• [Texto base]
────────────────────

En nuestra sociedad hay un mito muy arraigado: el del éxito individual. Es la base del sueño americano, de la meritocracia europea, del mito del héroe (y empleo el masculino de Joseph Campbell de manera muy consciente), que se reescribe una y otra vez en innumerables narrativas, desde la literatura al cine o los videojuegos. Y, sin embargo, qué fácil es desmontar la idea de que nuestros logros se gestan en un vacío, sin ayuda o apoyo. Incluso en el famoso viaje del héroe se hace indispensable la figura del mentor: Indiana Jones aprendió de sus profesores de arqueología, Luke Skywalker tuvo maestros Jedi, Frodo fue dirigido por Gandalf. Los ejemplos son innumerables.
Por eso, ante cualquier hito académico o profesional, para mí lo honesto es compartir el mérito con la familia y toda una serie de docentes que hicieron posible que hoy tenga el inmenso privilegio de poder dedicarme a enseñar e investigar la literatura en lengua inglesa. No solo eso, sino también que pueda ejercer mi profesión con un cierto grado de competencia y reconocimiento por parte de mi alumnado o de mis colegas.
Dice un proverbio popular que hace falta un pueblo entero para educar a un niño o una niña. Y creo que es cierto: somos en buena parte fruto de nuestro entorno familiar y del acceso a la educación formal. Por eso es fundamental que dicha educación esté disponible para esas personas que, como yo, dependían del sistema público para conseguirla.
Si no es accesible, la formación no es realmente democrática
Imparto un curso sobre literatura infantil, y uno de los libros que más me gusta es Matilda, de Roald Dahl. Me parece una preciosa ilustración de la importancia de un hogar donde se estimule la lectura y los progenitores estén interesados en el progreso de sus vástagos. Al contrario de lo que pasa con la heroína de Dahl, yo he crecido en un hogar donde, aunque no hubiera mucho, sí abundaban los libros y las ganas de aprovechar todas las oportunidades que nos brindaba el sistema público para aprender: exposiciones, conciertos, excursiones escolares, formación en la escuela de música, etc. Incluso con el esfuerzo económico que suponían algunas de estas actividades, no hubiera tenido acceso a ellas si hubieran sido iniciativas privadas, al alcance de unos pocos privilegiados.

────────────────────

• [Ejercicio propuesto]
Responde estas preguntas sobre el texto del mito del éxito individual:
1. ¿Quién dirigió a Frodo?
2. ¿Qué hace falta para educar a un niño o una niña, según el proverbio popular citado?
3. ¿Qué libro de Roald Dahl se menciona?
Responde basándote únicamente en el texto.

• [Datos aportados]

────────────────────

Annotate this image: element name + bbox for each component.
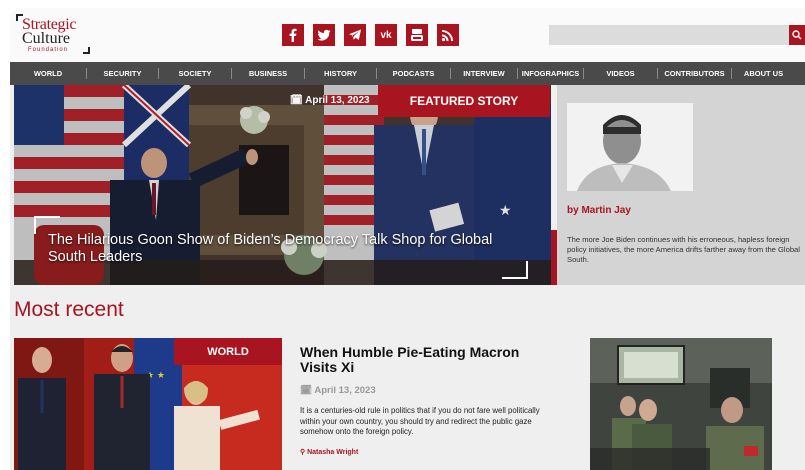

────────────────────

• [Resultado del ejercicio]
1. Gandalf.
2. Un pueblo entero.
3. Matilda.